* _Instructions to follow_
Return the lines unchanged, from the first one through the one containing "The locking nut 40 is at (268, 266).".

::::::::::

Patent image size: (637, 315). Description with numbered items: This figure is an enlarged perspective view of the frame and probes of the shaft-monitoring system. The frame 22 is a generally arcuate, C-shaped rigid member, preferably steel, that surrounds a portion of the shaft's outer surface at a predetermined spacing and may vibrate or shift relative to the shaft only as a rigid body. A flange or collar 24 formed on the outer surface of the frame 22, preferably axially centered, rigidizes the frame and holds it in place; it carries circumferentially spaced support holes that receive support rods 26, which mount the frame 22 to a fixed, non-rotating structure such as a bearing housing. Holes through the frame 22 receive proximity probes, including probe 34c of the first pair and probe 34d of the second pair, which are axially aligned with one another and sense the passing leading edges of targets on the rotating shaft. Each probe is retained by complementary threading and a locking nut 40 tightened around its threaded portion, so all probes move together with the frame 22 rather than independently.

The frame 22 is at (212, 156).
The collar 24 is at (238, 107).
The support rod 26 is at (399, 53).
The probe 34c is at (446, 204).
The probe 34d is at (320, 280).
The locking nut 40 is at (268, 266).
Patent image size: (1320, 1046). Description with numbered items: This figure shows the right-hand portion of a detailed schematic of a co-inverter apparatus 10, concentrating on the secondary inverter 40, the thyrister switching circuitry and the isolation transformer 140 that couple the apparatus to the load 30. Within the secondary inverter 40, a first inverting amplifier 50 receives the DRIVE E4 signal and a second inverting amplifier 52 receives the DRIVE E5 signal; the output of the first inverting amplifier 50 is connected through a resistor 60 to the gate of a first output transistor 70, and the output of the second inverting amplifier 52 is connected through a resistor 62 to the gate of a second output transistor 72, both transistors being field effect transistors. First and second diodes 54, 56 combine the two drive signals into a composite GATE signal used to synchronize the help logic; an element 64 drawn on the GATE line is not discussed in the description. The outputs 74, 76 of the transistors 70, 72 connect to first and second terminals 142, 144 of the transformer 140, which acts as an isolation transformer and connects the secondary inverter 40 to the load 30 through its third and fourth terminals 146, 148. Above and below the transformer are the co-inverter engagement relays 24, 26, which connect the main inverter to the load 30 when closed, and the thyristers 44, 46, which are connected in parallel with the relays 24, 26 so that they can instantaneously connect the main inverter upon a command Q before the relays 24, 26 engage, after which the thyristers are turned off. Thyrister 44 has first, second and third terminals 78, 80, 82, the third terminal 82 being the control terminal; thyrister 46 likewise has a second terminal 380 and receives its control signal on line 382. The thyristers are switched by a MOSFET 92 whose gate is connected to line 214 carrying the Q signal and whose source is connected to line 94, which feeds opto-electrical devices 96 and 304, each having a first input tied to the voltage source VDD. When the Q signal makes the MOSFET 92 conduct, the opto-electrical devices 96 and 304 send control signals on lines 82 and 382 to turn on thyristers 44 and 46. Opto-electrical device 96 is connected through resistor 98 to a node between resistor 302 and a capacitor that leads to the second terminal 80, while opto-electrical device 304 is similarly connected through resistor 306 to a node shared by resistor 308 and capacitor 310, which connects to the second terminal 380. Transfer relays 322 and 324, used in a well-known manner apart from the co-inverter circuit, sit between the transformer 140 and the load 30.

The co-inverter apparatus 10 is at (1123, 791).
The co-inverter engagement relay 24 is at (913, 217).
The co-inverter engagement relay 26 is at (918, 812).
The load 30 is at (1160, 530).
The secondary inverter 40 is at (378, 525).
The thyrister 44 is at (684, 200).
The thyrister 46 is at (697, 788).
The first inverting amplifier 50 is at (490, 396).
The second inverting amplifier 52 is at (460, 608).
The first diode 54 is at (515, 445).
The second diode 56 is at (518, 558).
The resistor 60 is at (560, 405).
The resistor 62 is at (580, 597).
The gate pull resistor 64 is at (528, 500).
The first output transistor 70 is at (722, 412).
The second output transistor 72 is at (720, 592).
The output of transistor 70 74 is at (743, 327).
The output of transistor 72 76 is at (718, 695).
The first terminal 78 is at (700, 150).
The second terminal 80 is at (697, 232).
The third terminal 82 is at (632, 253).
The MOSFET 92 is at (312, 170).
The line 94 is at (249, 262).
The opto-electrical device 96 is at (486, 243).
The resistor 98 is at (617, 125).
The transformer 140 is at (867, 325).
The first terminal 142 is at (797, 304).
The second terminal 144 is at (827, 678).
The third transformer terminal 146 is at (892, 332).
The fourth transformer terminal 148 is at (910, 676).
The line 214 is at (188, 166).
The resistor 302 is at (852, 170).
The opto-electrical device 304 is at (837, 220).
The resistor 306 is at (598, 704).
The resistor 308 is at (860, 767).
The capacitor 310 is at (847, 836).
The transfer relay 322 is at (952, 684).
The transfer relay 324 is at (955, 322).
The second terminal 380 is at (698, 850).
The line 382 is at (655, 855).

::::::::::

* _Answer for the task_
Patent image size: (637, 315). Description with numbered items: This figure is an enlarged perspective view of the frame and probes of the shaft-monitoring system. The frame 22 is a generally arcuate, C-shaped rigid member, preferably steel, that surrounds a portion of the shaft's outer surface at a predetermined spacing and may vibrate or shift relative to the shaft only as a rigid body. A flange or collar 24 formed on the outer surface of the frame 22, preferably axially centered, rigidizes the frame and holds it in place; it carries circumferentially spaced support holes that receive support rods 26, which mount the frame 22 to a fixed, non-rotating structure such as a bearing housing. Holes through the frame 22 receive proximity probes, including probe 34c of the first pair and probe 34d of the second pair, which are axially aligned with one another and sense the passing leading edges of targets on the rotating shaft. Each probe is retained by complementary threading and a locking nut 40 tightened around its threaded portion, so all probes move together with the frame 22 rather than independently.

The frame 22 is at (212, 156).
The collar 24 is at (238, 107).
The support rod 26 is at (399, 53).
The probe 34c is at (446, 204).
The probe 34d is at (320, 280).
The locking nut 40 is at (268, 266).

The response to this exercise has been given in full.